WHAT IS REQUIRED ::
Show every line containing "призами" by copying it.

STORED DATA ::
........
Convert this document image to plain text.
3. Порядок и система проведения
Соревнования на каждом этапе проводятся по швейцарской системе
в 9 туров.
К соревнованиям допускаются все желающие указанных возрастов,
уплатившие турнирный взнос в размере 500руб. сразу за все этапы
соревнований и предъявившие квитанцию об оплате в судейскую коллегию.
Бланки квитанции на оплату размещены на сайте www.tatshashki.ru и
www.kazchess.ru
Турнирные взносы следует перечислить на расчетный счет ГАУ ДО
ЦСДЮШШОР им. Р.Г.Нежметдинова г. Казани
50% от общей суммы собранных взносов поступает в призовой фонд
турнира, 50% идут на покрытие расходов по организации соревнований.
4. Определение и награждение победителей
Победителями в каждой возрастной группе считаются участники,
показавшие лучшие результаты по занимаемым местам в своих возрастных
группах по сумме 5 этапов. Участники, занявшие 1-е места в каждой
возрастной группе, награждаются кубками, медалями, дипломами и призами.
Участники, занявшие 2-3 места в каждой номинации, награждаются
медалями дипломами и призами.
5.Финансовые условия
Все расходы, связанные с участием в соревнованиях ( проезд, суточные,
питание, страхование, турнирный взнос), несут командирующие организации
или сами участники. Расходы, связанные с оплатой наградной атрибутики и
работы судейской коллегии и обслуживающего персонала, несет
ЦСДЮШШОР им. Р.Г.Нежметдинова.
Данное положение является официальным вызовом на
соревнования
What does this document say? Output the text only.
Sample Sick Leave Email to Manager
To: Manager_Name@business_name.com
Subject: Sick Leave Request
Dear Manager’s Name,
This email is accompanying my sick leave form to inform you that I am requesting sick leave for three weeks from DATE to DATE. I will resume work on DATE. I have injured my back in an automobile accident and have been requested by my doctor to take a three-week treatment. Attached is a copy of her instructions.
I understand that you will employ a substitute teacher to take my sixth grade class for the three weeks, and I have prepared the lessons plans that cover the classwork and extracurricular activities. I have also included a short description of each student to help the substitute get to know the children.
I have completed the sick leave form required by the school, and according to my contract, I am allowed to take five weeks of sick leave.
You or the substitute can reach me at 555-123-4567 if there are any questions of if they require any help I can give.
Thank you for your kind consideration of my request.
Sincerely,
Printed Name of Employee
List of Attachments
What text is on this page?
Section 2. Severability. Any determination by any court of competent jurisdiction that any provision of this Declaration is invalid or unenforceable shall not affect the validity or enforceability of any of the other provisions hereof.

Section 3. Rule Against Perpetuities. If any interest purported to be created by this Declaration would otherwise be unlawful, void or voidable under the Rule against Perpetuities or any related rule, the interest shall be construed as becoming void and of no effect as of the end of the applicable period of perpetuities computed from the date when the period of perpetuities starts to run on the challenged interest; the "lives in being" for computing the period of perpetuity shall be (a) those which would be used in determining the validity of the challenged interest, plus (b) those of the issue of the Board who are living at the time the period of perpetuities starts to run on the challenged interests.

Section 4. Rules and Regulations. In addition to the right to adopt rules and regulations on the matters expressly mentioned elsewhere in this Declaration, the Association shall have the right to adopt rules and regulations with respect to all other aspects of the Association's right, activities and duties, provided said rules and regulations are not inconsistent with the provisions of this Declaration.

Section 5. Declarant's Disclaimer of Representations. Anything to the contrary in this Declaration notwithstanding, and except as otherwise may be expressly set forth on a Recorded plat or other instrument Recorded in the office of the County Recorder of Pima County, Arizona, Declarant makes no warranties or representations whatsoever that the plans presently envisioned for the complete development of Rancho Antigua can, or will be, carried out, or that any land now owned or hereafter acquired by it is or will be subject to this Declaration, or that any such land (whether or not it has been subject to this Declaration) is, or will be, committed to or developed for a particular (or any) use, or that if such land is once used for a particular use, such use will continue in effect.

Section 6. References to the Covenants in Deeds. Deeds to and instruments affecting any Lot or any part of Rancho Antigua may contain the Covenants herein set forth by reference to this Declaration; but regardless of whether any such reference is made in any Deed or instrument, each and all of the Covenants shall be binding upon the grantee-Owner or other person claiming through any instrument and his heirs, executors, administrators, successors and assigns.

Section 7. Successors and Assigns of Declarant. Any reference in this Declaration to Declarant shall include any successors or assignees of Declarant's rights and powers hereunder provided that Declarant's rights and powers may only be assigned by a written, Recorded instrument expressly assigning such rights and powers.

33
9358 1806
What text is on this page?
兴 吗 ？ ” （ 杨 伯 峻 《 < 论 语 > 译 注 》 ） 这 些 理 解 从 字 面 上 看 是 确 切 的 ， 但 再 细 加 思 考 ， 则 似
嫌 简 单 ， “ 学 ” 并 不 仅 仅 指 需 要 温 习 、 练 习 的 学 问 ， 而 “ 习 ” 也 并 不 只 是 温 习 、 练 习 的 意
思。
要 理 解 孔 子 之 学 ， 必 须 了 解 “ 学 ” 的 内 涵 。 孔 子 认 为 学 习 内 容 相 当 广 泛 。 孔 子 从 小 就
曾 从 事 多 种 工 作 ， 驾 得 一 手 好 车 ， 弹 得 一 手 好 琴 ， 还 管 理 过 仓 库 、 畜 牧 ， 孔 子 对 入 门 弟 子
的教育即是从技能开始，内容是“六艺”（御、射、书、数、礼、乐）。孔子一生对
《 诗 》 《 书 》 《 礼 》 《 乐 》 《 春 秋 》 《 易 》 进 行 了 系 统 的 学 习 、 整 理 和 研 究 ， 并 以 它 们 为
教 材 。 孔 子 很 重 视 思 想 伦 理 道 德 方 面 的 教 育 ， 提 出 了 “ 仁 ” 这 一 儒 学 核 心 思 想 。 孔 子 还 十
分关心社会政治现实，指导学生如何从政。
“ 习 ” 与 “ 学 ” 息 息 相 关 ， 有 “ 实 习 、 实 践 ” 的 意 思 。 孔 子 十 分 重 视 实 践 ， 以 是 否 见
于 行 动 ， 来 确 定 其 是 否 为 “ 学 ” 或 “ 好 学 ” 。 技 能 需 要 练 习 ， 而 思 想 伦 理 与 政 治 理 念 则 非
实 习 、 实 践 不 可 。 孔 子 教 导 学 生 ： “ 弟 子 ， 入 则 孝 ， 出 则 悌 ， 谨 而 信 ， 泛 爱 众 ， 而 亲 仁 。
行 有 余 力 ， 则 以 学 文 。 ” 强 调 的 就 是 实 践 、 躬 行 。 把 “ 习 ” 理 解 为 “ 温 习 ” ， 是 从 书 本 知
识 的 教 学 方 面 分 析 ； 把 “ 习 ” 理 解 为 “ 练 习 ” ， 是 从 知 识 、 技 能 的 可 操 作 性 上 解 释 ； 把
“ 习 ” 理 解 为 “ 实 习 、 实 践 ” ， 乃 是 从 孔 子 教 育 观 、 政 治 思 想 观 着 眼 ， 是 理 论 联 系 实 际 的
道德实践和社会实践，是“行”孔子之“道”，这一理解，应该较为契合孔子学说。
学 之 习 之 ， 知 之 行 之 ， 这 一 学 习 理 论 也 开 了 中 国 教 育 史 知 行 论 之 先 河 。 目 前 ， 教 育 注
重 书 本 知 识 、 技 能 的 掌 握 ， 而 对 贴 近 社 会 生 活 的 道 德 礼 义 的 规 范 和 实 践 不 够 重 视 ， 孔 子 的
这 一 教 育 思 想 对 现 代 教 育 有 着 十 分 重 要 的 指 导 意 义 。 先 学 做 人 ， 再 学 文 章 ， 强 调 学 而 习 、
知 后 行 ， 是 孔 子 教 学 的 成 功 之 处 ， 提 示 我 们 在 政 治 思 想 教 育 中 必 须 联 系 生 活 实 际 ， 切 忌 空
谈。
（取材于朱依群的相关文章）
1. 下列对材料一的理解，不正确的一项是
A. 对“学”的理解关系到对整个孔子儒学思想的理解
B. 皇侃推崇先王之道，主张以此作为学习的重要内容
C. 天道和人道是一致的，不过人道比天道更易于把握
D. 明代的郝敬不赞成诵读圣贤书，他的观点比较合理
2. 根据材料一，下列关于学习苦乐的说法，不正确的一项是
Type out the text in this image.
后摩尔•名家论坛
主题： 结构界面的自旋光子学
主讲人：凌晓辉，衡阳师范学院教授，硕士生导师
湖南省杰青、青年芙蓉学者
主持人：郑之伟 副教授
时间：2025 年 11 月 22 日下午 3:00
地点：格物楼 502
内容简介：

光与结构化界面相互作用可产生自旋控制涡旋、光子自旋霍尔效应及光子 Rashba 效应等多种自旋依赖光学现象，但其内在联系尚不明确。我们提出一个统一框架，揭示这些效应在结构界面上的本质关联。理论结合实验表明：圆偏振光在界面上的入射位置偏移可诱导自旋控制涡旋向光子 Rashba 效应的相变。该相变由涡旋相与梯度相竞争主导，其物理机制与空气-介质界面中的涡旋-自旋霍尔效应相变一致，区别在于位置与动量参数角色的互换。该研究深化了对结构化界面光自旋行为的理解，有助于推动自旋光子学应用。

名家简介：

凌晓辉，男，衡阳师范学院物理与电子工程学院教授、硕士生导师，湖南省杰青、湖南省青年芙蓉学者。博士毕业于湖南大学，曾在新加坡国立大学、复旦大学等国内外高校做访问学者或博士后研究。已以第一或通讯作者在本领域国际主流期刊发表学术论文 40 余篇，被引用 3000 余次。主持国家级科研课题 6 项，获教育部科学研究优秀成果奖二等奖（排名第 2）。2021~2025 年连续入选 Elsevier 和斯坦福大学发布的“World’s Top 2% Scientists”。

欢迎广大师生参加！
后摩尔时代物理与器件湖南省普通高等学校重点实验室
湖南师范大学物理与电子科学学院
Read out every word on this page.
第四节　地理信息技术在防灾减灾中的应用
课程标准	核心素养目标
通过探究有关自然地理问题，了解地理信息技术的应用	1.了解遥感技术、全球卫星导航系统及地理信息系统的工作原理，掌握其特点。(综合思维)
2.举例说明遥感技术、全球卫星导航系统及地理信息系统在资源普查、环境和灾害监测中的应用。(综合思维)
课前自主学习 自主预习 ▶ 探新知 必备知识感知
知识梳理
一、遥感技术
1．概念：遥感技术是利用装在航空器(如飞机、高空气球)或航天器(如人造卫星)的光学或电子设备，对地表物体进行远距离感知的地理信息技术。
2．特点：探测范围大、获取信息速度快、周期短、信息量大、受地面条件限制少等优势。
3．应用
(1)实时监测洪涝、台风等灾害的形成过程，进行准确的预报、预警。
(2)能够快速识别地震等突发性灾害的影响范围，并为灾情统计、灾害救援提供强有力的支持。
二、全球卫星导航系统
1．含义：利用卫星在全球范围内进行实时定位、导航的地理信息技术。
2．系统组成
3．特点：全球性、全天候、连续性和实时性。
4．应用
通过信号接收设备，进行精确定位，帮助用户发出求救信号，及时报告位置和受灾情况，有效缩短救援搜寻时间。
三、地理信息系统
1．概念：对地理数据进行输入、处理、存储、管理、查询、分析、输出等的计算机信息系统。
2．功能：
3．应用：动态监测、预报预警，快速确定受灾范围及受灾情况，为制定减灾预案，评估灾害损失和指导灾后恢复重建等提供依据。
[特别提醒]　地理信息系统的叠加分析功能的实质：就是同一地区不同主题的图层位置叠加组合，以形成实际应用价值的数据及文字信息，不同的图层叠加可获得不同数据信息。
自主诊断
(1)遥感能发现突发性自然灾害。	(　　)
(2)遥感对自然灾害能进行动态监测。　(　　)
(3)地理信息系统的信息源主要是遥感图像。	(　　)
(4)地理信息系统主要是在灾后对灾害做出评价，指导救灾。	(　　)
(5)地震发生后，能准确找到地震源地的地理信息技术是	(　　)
........
THE OUTPUT ::
возрастной группе, награждаются кубками, медалями, дипломами и призами.
медалями дипломами и призами.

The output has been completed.